• [What you need to do] Find and copy each line of the records where the string "ylabel" shows up.

(Records)
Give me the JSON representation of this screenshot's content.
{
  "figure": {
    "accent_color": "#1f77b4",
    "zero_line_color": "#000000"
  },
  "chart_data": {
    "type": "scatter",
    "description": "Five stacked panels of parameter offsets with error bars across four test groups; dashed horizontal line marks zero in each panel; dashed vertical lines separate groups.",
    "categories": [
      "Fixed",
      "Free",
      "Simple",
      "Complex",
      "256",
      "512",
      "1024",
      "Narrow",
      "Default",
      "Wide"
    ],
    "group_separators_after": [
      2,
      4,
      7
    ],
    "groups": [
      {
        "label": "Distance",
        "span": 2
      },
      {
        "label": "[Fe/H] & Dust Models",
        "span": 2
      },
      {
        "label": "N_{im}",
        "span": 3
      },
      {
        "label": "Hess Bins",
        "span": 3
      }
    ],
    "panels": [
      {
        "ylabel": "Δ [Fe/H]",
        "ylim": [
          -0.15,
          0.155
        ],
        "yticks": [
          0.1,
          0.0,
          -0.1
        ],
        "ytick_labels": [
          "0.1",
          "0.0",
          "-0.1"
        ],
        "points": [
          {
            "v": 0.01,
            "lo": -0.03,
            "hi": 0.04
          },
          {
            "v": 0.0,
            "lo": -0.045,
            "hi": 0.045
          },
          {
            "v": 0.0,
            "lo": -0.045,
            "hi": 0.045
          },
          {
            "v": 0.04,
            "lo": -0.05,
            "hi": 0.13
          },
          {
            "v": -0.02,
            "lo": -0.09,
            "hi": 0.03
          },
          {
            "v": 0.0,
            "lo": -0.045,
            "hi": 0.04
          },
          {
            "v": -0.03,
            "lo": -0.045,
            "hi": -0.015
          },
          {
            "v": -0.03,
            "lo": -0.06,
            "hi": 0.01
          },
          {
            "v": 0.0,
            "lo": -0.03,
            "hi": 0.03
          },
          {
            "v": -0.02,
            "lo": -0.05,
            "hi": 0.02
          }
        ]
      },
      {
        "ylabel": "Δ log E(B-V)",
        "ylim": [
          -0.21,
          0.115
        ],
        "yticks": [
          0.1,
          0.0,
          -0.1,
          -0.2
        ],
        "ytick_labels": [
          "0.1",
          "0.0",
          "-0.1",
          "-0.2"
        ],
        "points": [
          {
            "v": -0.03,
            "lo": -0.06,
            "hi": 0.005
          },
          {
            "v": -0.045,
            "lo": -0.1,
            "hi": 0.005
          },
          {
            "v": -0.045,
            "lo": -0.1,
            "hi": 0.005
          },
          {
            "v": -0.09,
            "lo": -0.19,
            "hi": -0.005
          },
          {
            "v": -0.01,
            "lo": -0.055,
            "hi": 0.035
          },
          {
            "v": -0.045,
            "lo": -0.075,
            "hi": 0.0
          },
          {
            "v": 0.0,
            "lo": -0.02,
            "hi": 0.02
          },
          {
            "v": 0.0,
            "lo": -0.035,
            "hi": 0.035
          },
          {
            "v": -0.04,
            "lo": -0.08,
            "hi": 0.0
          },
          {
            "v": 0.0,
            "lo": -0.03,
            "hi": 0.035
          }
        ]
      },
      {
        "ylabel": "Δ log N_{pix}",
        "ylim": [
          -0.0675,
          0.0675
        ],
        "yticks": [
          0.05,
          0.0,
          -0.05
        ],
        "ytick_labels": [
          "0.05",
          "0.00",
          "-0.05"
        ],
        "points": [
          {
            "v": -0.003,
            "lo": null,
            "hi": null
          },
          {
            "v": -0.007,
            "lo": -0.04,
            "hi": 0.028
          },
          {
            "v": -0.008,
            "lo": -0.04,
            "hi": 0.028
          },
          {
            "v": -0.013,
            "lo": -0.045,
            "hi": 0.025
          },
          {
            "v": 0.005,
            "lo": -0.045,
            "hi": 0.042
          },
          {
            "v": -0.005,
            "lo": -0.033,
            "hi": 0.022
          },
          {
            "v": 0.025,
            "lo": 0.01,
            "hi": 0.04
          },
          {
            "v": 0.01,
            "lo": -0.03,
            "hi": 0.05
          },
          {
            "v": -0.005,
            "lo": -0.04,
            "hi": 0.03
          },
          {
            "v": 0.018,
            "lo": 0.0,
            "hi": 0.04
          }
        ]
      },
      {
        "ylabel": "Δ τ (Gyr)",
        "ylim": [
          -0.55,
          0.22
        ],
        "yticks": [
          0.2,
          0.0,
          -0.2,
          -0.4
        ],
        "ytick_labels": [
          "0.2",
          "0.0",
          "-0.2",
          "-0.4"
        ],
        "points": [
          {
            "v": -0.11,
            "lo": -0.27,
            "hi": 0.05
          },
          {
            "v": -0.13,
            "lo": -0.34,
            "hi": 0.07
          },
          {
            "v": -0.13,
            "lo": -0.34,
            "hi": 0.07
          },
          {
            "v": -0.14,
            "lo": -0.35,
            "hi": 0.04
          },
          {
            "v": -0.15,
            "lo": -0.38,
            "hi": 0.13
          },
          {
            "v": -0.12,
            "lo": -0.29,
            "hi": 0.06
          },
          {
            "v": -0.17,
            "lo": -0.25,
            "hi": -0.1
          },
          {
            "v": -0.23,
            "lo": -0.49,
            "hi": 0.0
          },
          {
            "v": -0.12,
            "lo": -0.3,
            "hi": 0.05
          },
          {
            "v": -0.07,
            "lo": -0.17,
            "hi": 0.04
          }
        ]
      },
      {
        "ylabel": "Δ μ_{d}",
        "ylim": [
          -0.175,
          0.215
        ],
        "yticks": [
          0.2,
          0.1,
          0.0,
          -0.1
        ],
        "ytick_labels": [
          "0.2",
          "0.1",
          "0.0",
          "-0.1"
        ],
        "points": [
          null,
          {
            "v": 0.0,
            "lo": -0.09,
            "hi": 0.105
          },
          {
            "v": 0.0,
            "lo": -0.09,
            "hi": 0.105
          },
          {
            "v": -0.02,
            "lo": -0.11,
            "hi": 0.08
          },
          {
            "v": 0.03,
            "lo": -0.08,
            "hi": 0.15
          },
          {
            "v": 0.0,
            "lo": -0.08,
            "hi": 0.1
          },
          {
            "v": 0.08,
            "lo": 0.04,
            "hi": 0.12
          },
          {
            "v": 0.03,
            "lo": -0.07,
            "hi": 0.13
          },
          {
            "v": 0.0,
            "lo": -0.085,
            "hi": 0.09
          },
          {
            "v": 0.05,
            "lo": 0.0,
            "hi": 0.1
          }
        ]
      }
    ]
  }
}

• [Exercise response]
        "ylabel": "Δ [Fe/H]",
        "ylabel": "Δ log E(B-V)",
        "ylabel": "Δ log N_{pix}",
        "ylabel": "Δ τ (Gyr)",
        "ylabel": "Δ μ_{d}",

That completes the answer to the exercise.